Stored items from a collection
###
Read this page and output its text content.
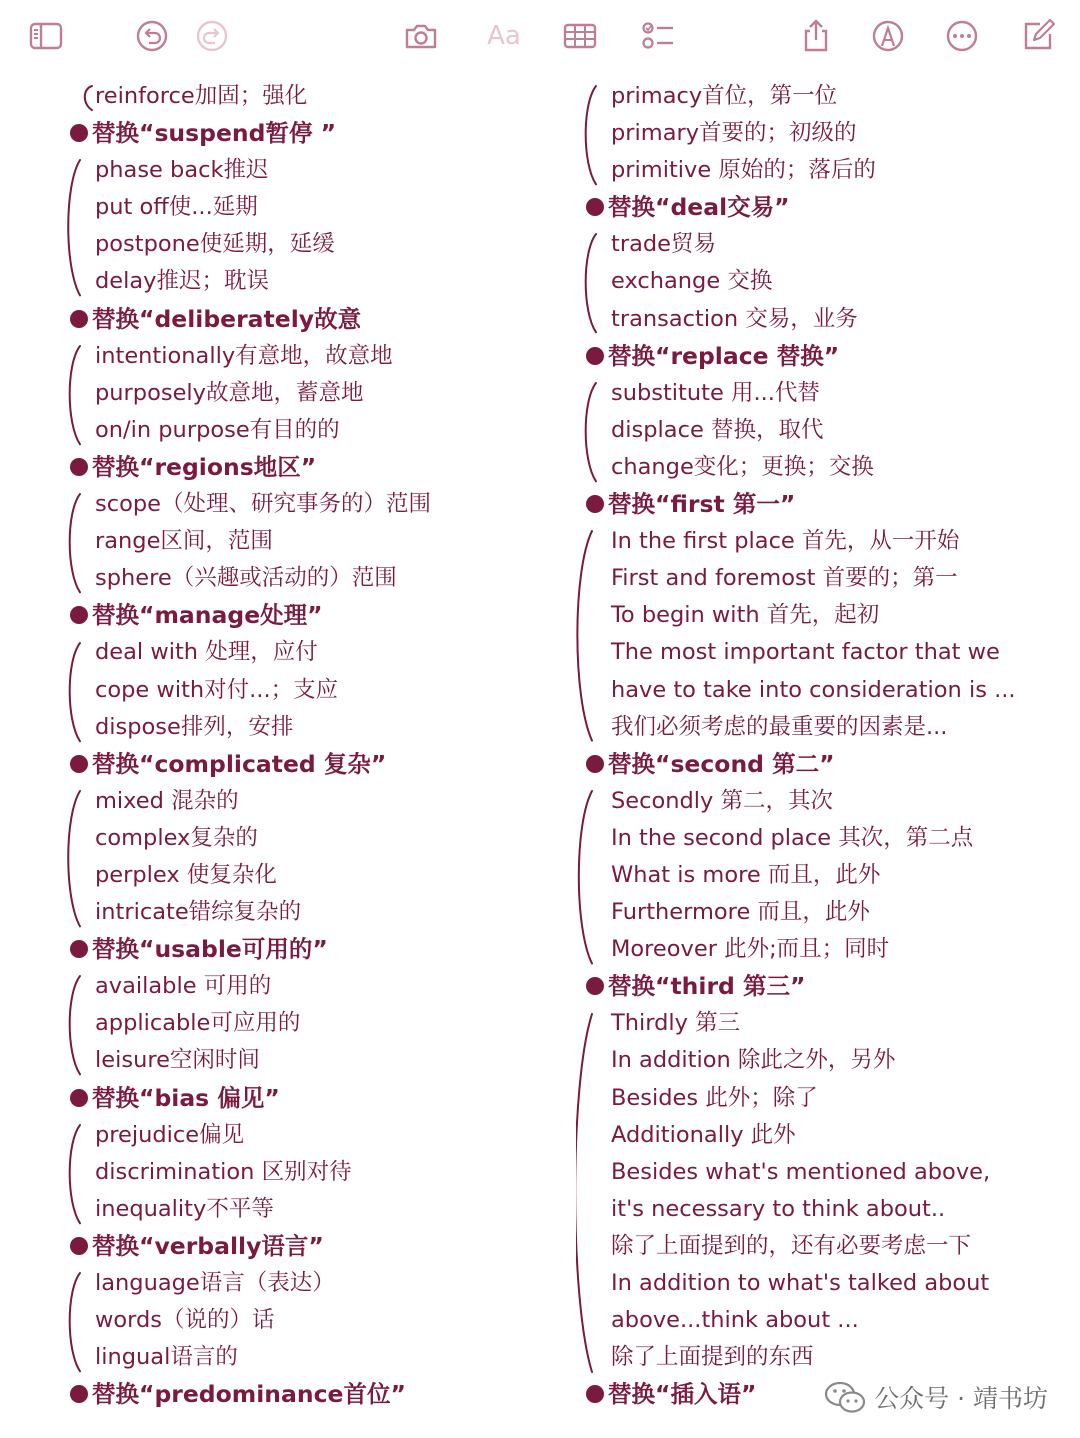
Aa
reinforce加固；强化
替换“suspend暂停 ”
phase back推迟
put off使...延期
postpone使延期，延缓
delay推迟；耽误
替换“deliberately故意
intentionally有意地，故意地
purposely故意地，蓄意地
on/in purpose有目的的
替换“regions地区”
scope（处理、研究事务的）范围
range区间，范围
sphere（兴趣或活动的）范围
替换“manage处理”
deal with 处理，应付
cope with对付...；支应
dispose排列，安排
替换“complicated 复杂”
mixed 混杂的
complex复杂的
perplex 使复杂化
intricate错综复杂的
替换“usable可用的”
available 可用的
applicable可应用的
leisure空闲时间
替换“bias 偏见”
prejudice偏见
discrimination 区别对待
inequality不平等
替换“verbally语言”
language语言（表达）
words（说的）话
lingual语言的
替换“predominance首位”
primacy首位，第一位
primary首要的；初级的
primitive 原始的；落后的
替换“deal交易”
trade贸易
exchange 交换
transaction 交易，业务
替换“replace 替换”
substitute 用...代替
displace 替换，取代
change变化；更换；交换
替换“first 第一”
In the first place 首先，从一开始
First and foremost 首要的；第一
To begin with 首先，起初
The most important factor that we
have to take into consideration is ...
我们必须考虑的最重要的因素是...
替换“second 第二”
Secondly 第二，其次
In the second place 其次，第二点
What is more 而且，此外
Furthermore 而且，此外
Moreover 此外;而且；同时
替换“third 第三”
Thirdly 第三
In addition 除此之外，另外
Besides 此外；除了
Additionally 此外
Besides what's mentioned above,
it's necessary to think about..
除了上面提到的，还有必要考虑一下
In addition to what's talked about
above...think about ...
除了上面提到的东西
替换“插入语”	公众号 · 靖书坊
###
What you need to do:
Gather all lines where the word "Besides" appears.

Solved exercise:
Besides 此外；除了
Besides what's mentioned above,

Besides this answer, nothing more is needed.